Set task – Tally the lines that include the word "after" and reply with nothing but the total.

Supplied data –
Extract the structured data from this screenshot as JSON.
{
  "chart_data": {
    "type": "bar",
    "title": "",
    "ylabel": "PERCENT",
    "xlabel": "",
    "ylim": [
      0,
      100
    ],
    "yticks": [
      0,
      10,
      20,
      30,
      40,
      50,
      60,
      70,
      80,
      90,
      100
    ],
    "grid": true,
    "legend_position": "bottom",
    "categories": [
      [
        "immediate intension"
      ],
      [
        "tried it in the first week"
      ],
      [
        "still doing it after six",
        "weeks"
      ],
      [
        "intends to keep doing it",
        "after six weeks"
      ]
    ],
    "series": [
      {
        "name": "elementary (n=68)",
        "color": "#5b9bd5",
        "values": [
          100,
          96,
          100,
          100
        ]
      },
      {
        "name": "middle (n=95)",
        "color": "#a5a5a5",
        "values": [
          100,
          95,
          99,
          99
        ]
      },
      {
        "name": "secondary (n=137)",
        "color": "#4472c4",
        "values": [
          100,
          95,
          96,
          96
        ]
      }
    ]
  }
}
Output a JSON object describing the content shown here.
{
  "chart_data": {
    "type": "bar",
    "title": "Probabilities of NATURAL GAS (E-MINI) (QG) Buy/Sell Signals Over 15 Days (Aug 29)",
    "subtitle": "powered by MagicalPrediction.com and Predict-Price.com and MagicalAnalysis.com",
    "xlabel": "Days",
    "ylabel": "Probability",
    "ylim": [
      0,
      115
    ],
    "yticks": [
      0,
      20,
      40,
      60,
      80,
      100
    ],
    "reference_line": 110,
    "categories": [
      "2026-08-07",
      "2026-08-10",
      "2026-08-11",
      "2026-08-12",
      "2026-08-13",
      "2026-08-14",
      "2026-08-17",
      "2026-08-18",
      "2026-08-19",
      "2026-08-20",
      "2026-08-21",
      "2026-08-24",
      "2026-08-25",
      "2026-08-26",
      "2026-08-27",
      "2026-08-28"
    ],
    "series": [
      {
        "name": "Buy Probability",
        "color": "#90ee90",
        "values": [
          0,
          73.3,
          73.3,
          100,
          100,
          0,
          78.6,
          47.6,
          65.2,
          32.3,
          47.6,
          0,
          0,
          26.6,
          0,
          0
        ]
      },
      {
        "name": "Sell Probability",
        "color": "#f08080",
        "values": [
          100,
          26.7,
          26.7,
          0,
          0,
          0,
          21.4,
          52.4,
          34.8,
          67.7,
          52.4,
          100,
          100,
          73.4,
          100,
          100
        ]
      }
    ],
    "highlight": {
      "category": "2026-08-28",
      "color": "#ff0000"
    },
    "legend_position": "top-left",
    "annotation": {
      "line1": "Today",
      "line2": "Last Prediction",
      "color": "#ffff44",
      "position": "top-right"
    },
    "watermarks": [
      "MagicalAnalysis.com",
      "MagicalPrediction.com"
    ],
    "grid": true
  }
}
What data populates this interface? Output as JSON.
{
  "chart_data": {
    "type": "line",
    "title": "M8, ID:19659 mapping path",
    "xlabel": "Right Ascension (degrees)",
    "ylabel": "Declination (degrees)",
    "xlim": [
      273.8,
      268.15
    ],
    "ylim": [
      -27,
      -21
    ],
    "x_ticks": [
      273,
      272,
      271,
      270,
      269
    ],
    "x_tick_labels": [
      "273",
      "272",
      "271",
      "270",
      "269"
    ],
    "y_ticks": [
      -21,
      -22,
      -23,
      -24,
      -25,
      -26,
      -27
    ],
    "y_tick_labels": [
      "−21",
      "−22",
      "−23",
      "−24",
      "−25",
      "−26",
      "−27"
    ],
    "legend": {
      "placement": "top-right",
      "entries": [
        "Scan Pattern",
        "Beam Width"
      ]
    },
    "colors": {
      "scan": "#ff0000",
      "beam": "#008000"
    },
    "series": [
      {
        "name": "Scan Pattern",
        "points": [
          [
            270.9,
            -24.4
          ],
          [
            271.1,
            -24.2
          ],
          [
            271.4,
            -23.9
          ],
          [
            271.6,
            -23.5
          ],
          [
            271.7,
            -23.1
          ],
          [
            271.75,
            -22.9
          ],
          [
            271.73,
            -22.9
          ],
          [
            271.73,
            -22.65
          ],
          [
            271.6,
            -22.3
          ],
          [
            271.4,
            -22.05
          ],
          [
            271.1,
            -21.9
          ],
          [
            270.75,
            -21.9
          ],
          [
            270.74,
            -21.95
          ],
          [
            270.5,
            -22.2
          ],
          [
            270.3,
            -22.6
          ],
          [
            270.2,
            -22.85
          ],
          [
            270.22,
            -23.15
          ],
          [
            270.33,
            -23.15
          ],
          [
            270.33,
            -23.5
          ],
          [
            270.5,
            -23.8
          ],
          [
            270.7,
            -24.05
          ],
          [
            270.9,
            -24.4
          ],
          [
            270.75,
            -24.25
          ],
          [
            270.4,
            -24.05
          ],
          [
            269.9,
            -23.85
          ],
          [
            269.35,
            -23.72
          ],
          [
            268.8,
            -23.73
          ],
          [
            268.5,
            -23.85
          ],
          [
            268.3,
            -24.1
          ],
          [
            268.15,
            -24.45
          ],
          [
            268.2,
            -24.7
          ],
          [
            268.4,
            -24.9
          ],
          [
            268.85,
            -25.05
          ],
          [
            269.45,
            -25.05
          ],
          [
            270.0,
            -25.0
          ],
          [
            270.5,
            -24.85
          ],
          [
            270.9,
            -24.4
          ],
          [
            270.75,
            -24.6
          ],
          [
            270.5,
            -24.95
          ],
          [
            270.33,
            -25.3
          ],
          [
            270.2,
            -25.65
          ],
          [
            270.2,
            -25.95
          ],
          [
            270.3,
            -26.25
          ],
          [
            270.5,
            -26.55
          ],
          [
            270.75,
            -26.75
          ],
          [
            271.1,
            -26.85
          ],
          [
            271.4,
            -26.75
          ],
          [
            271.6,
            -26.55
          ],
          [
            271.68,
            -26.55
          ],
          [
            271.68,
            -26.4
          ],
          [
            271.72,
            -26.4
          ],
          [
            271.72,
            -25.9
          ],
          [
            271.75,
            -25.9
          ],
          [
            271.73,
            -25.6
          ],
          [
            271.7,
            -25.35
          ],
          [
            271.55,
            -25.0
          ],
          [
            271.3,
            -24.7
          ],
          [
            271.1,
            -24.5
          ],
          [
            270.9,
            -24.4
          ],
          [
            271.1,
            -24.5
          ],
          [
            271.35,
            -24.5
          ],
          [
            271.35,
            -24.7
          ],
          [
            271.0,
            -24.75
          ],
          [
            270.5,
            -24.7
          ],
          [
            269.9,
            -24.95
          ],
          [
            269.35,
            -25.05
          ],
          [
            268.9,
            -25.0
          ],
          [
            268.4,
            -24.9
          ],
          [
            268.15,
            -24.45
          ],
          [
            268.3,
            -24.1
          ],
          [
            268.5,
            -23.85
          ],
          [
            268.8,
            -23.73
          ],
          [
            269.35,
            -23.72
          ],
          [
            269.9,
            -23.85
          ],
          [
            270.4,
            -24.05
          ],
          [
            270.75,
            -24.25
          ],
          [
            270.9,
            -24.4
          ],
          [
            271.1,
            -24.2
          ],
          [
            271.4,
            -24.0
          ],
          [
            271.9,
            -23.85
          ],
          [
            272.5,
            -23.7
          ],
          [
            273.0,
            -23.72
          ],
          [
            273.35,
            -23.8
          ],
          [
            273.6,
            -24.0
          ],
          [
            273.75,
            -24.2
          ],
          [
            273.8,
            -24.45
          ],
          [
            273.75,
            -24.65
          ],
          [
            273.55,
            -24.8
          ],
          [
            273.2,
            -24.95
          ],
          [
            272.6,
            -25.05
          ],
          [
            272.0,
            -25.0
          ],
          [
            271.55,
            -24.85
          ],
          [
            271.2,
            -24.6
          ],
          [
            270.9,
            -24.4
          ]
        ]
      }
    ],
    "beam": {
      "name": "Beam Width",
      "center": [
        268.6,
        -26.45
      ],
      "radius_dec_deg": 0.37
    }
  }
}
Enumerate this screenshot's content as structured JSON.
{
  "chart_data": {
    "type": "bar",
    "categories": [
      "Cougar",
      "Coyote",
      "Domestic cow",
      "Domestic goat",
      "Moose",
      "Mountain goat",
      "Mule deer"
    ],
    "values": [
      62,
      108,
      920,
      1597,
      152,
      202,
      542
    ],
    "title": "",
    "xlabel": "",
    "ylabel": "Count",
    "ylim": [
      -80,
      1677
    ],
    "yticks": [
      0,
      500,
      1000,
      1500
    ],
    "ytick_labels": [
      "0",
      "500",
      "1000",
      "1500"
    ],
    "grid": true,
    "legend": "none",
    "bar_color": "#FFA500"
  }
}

Task solution – 2